---- GIVEN RECORDS
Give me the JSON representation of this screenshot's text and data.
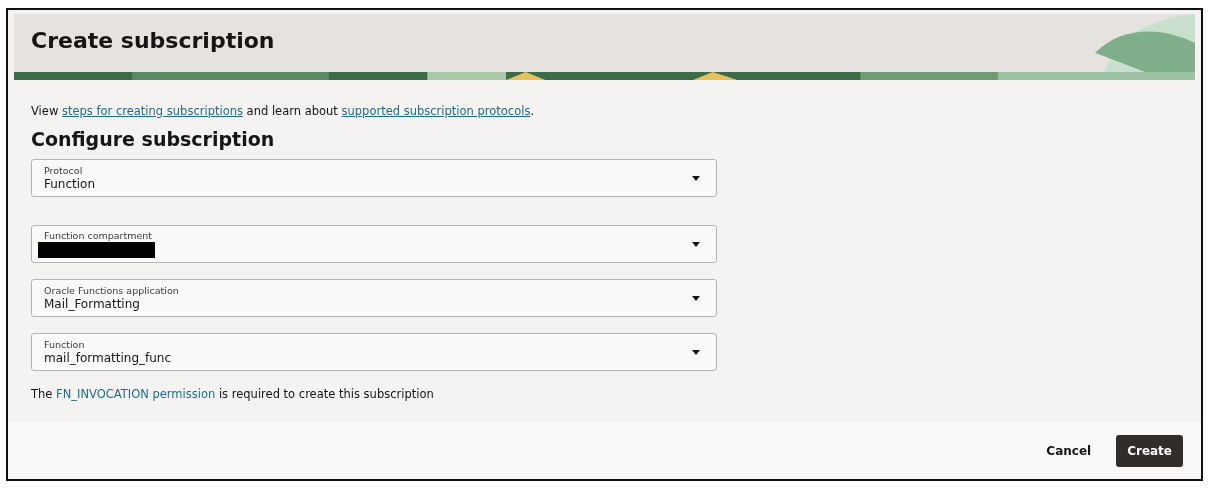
{
  "header": {
    "title": "Create subscription"
  },
  "intro": {
    "parts": [
      {
        "kind": "text",
        "text": "View "
      },
      {
        "kind": "link",
        "text": "steps for creating subscriptions"
      },
      {
        "kind": "text",
        "text": " and learn about "
      },
      {
        "kind": "link",
        "text": "supported subscription protocols"
      },
      {
        "kind": "text",
        "text": "."
      }
    ]
  },
  "section_title": "Configure subscription",
  "fields": [
    {
      "kind": "select",
      "label": "Protocol",
      "value": "Function"
    },
    {
      "kind": "redacted",
      "label": "Function compartment"
    },
    {
      "kind": "select",
      "label": "Oracle Functions application",
      "value": "Mail_Formatting"
    },
    {
      "kind": "select",
      "label": "Function",
      "value": "mail_formatting_func"
    }
  ],
  "note": {
    "parts": [
      {
        "kind": "text",
        "text": "The "
      },
      {
        "kind": "link",
        "text": "FN_INVOCATION permission"
      },
      {
        "kind": "text",
        "text": " is required to create this subscription"
      }
    ]
  },
  "buttons": [
    {
      "kind": "secondary",
      "label": "Cancel"
    },
    {
      "kind": "primary",
      "label": "Create"
    }
  ]
}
--------
Return every line of the records exactly as given, pictures excluded.

**RESPONSE**
Give me the JSON representation of this screenshot's text and data.
{
  "header": {
    "title": "Create subscription"
  },
  "intro": {
    "parts": [
      {
        "kind": "text",
        "text": "View "
      },
      {
        "kind": "link",
        "text": "steps for creating subscriptions"
      },
      {
        "kind": "text",
        "text": " and learn about "
      },
      {
        "kind": "link",
        "text": "supported subscription protocols"
      },
      {
        "kind": "text",
        "text": "."
      }
    ]
  },
  "section_title": "Configure subscription",
  "fields": [
    {
      "kind": "select",
      "label": "Protocol",
      "value": "Function"
    },
    {
      "kind": "redacted",
      "label": "Function compartment"
    },
    {
      "kind": "select",
      "label": "Oracle Functions application",
      "value": "Mail_Formatting"
    },
    {
      "kind": "select",
      "label": "Function",
      "value": "mail_formatting_func"
    }
  ],
  "note": {
    "parts": [
      {
        "kind": "text",
        "text": "The "
      },
      {
        "kind": "link",
        "text": "FN_INVOCATION permission"
      },
      {
        "kind": "text",
        "text": " is required to create this subscription"
      }
    ]
  },
  "buttons": [
    {
      "kind": "secondary",
      "label": "Cancel"
    },
    {
      "kind": "primary",
      "label": "Create"
    }
  ]
}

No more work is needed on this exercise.